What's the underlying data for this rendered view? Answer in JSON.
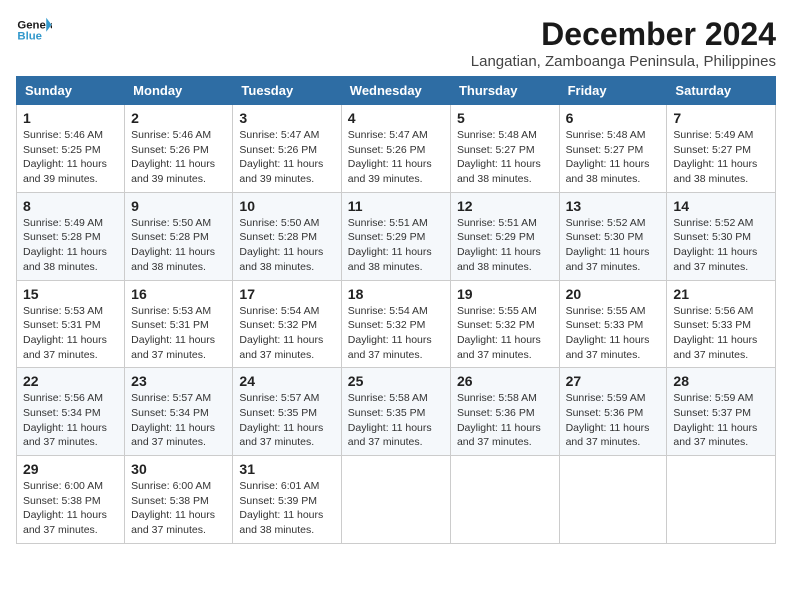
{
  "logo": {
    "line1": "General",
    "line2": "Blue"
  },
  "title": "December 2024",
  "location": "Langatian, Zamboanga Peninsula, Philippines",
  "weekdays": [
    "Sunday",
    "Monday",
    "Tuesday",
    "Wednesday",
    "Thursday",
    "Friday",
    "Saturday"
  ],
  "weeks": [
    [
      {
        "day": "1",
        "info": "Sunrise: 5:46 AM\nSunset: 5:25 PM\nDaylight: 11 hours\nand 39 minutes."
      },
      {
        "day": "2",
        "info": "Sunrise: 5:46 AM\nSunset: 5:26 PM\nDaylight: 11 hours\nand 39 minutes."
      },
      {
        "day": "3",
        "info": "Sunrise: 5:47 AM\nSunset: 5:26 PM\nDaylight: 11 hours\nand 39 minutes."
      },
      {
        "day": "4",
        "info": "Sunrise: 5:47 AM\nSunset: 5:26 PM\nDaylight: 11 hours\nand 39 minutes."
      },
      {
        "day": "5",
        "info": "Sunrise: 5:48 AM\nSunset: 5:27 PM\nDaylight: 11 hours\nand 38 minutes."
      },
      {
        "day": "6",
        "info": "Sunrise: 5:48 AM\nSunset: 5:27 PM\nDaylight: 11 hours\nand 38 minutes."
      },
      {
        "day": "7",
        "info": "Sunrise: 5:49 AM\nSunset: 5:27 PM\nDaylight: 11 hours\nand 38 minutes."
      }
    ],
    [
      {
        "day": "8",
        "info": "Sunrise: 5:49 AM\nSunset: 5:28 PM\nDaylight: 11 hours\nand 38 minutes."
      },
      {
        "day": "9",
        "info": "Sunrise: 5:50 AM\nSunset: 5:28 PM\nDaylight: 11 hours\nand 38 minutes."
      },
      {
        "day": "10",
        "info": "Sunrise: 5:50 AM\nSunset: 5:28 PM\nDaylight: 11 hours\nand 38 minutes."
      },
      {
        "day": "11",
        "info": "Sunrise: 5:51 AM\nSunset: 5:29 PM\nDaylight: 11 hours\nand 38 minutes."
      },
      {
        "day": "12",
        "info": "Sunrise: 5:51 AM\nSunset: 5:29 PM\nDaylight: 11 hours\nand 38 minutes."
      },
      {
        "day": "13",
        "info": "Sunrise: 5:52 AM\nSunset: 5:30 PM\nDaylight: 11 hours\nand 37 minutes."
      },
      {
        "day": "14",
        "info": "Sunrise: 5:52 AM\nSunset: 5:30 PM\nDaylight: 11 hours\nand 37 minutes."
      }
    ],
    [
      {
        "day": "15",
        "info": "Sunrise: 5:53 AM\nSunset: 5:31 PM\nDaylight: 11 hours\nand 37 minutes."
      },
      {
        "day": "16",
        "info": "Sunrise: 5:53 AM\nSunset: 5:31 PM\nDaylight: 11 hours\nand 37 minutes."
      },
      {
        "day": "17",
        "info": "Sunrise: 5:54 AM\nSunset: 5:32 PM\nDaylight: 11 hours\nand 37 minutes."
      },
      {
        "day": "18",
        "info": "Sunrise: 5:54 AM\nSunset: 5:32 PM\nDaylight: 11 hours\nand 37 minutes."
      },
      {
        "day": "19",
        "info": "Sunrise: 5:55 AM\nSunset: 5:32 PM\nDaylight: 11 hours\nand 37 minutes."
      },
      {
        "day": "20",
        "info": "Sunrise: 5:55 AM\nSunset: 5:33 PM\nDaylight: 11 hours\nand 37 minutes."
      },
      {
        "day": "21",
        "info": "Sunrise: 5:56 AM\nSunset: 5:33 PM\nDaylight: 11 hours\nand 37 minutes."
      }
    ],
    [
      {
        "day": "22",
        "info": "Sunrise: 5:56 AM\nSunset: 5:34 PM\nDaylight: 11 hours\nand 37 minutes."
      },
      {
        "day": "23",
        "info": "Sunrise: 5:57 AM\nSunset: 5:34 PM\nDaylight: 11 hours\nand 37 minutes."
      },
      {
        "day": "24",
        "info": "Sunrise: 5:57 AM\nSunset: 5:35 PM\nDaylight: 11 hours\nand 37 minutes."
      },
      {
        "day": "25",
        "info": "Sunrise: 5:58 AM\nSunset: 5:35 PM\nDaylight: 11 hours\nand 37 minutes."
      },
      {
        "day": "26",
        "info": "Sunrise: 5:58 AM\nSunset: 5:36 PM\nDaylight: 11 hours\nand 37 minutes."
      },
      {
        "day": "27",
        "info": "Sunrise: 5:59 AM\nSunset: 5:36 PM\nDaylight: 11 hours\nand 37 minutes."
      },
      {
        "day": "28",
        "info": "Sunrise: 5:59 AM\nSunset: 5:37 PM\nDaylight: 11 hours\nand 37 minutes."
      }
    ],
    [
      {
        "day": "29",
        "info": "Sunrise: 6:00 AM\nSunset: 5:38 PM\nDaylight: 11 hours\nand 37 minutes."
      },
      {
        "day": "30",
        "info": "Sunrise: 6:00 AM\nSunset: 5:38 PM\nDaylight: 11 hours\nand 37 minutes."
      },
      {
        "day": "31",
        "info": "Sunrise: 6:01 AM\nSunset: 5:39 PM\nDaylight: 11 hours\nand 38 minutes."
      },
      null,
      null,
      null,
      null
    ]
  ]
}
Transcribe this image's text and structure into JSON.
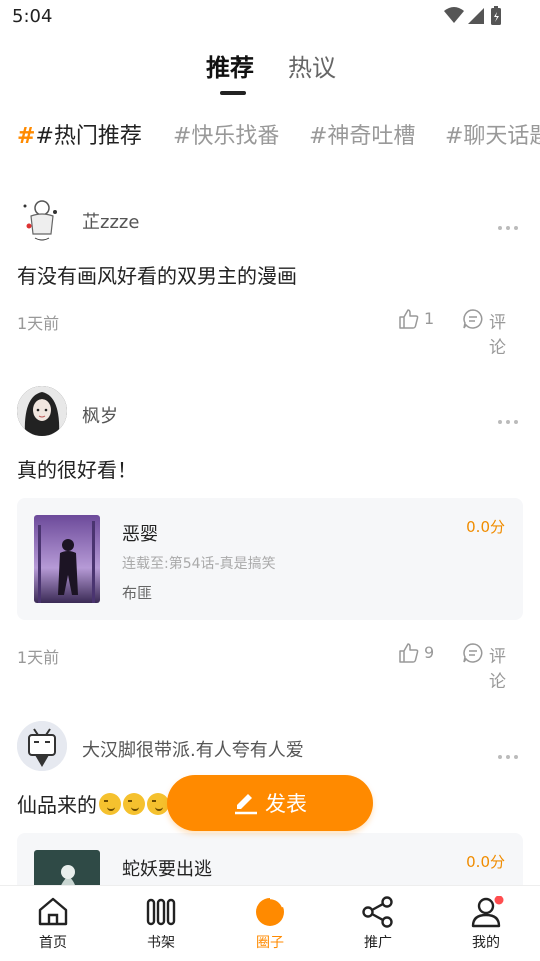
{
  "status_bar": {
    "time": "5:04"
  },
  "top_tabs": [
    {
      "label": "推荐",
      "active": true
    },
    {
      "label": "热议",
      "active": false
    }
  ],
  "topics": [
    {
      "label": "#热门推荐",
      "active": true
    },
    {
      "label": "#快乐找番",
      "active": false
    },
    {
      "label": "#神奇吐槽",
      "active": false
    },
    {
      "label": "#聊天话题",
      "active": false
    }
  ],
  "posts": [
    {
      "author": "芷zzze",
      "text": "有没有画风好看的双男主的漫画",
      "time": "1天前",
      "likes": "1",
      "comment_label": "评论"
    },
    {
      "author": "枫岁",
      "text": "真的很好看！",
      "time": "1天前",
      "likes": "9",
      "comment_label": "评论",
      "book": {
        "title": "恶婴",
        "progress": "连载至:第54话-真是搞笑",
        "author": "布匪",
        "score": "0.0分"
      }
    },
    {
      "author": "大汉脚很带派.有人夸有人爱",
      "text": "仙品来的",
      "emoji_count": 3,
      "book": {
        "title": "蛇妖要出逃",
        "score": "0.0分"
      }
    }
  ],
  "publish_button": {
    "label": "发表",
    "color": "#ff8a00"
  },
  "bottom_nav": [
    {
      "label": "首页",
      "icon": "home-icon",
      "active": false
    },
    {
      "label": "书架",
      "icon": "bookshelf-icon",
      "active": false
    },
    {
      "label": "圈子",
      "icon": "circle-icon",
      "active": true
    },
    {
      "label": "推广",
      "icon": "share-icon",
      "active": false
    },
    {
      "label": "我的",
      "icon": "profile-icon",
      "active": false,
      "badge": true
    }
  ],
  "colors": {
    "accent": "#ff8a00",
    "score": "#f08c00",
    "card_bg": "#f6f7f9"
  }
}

Exercise goal: Pictures are to be left out; all else in the entries above is to be quoted exactly.

Result of the task:
What's the underlying data for this rendered view? Answer in JSON.
{
  "logo": {
    "line1": "General",
    "line2": "Blue"
  },
  "title": "December 2024",
  "location": "Langatian, Zamboanga Peninsula, Philippines",
  "weekdays": [
    "Sunday",
    "Monday",
    "Tuesday",
    "Wednesday",
    "Thursday",
    "Friday",
    "Saturday"
  ],
  "weeks": [
    [
      {
        "day": "1",
        "info": "Sunrise: 5:46 AM\nSunset: 5:25 PM\nDaylight: 11 hours\nand 39 minutes."
      },
      {
        "day": "2",
        "info": "Sunrise: 5:46 AM\nSunset: 5:26 PM\nDaylight: 11 hours\nand 39 minutes."
      },
      {
        "day": "3",
        "info": "Sunrise: 5:47 AM\nSunset: 5:26 PM\nDaylight: 11 hours\nand 39 minutes."
      },
      {
        "day": "4",
        "info": "Sunrise: 5:47 AM\nSunset: 5:26 PM\nDaylight: 11 hours\nand 39 minutes."
      },
      {
        "day": "5",
        "info": "Sunrise: 5:48 AM\nSunset: 5:27 PM\nDaylight: 11 hours\nand 38 minutes."
      },
      {
        "day": "6",
        "info": "Sunrise: 5:48 AM\nSunset: 5:27 PM\nDaylight: 11 hours\nand 38 minutes."
      },
      {
        "day": "7",
        "info": "Sunrise: 5:49 AM\nSunset: 5:27 PM\nDaylight: 11 hours\nand 38 minutes."
      }
    ],
    [
      {
        "day": "8",
        "info": "Sunrise: 5:49 AM\nSunset: 5:28 PM\nDaylight: 11 hours\nand 38 minutes."
      },
      {
        "day": "9",
        "info": "Sunrise: 5:50 AM\nSunset: 5:28 PM\nDaylight: 11 hours\nand 38 minutes."
      },
      {
        "day": "10",
        "info": "Sunrise: 5:50 AM\nSunset: 5:28 PM\nDaylight: 11 hours\nand 38 minutes."
      },
      {
        "day": "11",
        "info": "Sunrise: 5:51 AM\nSunset: 5:29 PM\nDaylight: 11 hours\nand 38 minutes."
      },
      {
        "day": "12",
        "info": "Sunrise: 5:51 AM\nSunset: 5:29 PM\nDaylight: 11 hours\nand 38 minutes."
      },
      {
        "day": "13",
        "info": "Sunrise: 5:52 AM\nSunset: 5:30 PM\nDaylight: 11 hours\nand 37 minutes."
      },
      {
        "day": "14",
        "info": "Sunrise: 5:52 AM\nSunset: 5:30 PM\nDaylight: 11 hours\nand 37 minutes."
      }
    ],
    [
      {
        "day": "15",
        "info": "Sunrise: 5:53 AM\nSunset: 5:31 PM\nDaylight: 11 hours\nand 37 minutes."
      },
      {
        "day": "16",
        "info": "Sunrise: 5:53 AM\nSunset: 5:31 PM\nDaylight: 11 hours\nand 37 minutes."
      },
      {
        "day": "17",
        "info": "Sunrise: 5:54 AM\nSunset: 5:32 PM\nDaylight: 11 hours\nand 37 minutes."
      },
      {
        "day": "18",
        "info": "Sunrise: 5:54 AM\nSunset: 5:32 PM\nDaylight: 11 hours\nand 37 minutes."
      },
      {
        "day": "19",
        "info": "Sunrise: 5:55 AM\nSunset: 5:32 PM\nDaylight: 11 hours\nand 37 minutes."
      },
      {
        "day": "20",
        "info": "Sunrise: 5:55 AM\nSunset: 5:33 PM\nDaylight: 11 hours\nand 37 minutes."
      },
      {
        "day": "21",
        "info": "Sunrise: 5:56 AM\nSunset: 5:33 PM\nDaylight: 11 hours\nand 37 minutes."
      }
    ],
    [
      {
        "day": "22",
        "info": "Sunrise: 5:56 AM\nSunset: 5:34 PM\nDaylight: 11 hours\nand 37 minutes."
      },
      {
        "day": "23",
        "info": "Sunrise: 5:57 AM\nSunset: 5:34 PM\nDaylight: 11 hours\nand 37 minutes."
      },
      {
        "day": "24",
        "info": "Sunrise: 5:57 AM\nSunset: 5:35 PM\nDaylight: 11 hours\nand 37 minutes."
      },
      {
        "day": "25",
        "info": "Sunrise: 5:58 AM\nSunset: 5:35 PM\nDaylight: 11 hours\nand 37 minutes."
      },
      {
        "day": "26",
        "info": "Sunrise: 5:58 AM\nSunset: 5:36 PM\nDaylight: 11 hours\nand 37 minutes."
      },
      {
        "day": "27",
        "info": "Sunrise: 5:59 AM\nSunset: 5:36 PM\nDaylight: 11 hours\nand 37 minutes."
      },
      {
        "day": "28",
        "info": "Sunrise: 5:59 AM\nSunset: 5:37 PM\nDaylight: 11 hours\nand 37 minutes."
      }
    ],
    [
      {
        "day": "29",
        "info": "Sunrise: 6:00 AM\nSunset: 5:38 PM\nDaylight: 11 hours\nand 37 minutes."
      },
      {
        "day": "30",
        "info": "Sunrise: 6:00 AM\nSunset: 5:38 PM\nDaylight: 11 hours\nand 37 minutes."
      },
      {
        "day": "31",
        "info": "Sunrise: 6:01 AM\nSunset: 5:39 PM\nDaylight: 11 hours\nand 38 minutes."
      },
      null,
      null,
      null,
      null
    ]
  ]
}
Transcribe this image's text and structure into JSON.
{
  "status_bar": {
    "time": "5:04"
  },
  "top_tabs": [
    {
      "label": "推荐",
      "active": true
    },
    {
      "label": "热议",
      "active": false
    }
  ],
  "topics": [
    {
      "label": "#热门推荐",
      "active": true
    },
    {
      "label": "#快乐找番",
      "active": false
    },
    {
      "label": "#神奇吐槽",
      "active": false
    },
    {
      "label": "#聊天话题",
      "active": false
    }
  ],
  "posts": [
    {
      "author": "芷zzze",
      "text": "有没有画风好看的双男主的漫画",
      "time": "1天前",
      "likes": "1",
      "comment_label": "评论"
    },
    {
      "author": "枫岁",
      "text": "真的很好看！",
      "time": "1天前",
      "likes": "9",
      "comment_label": "评论",
      "book": {
        "title": "恶婴",
        "progress": "连载至:第54话-真是搞笑",
        "author": "布匪",
        "score": "0.0分"
      }
    },
    {
      "author": "大汉脚很带派.有人夸有人爱",
      "text": "仙品来的",
      "emoji_count": 3,
      "book": {
        "title": "蛇妖要出逃",
        "score": "0.0分"
      }
    }
  ],
  "publish_button": {
    "label": "发表",
    "color": "#ff8a00"
  },
  "bottom_nav": [
    {
      "label": "首页",
      "icon": "home-icon",
      "active": false
    },
    {
      "label": "书架",
      "icon": "bookshelf-icon",
      "active": false
    },
    {
      "label": "圈子",
      "icon": "circle-icon",
      "active": true
    },
    {
      "label": "推广",
      "icon": "share-icon",
      "active": false
    },
    {
      "label": "我的",
      "icon": "profile-icon",
      "active": false,
      "badge": true
    }
  ],
  "colors": {
    "accent": "#ff8a00",
    "score": "#f08c00",
    "card_bg": "#f6f7f9"
  }
}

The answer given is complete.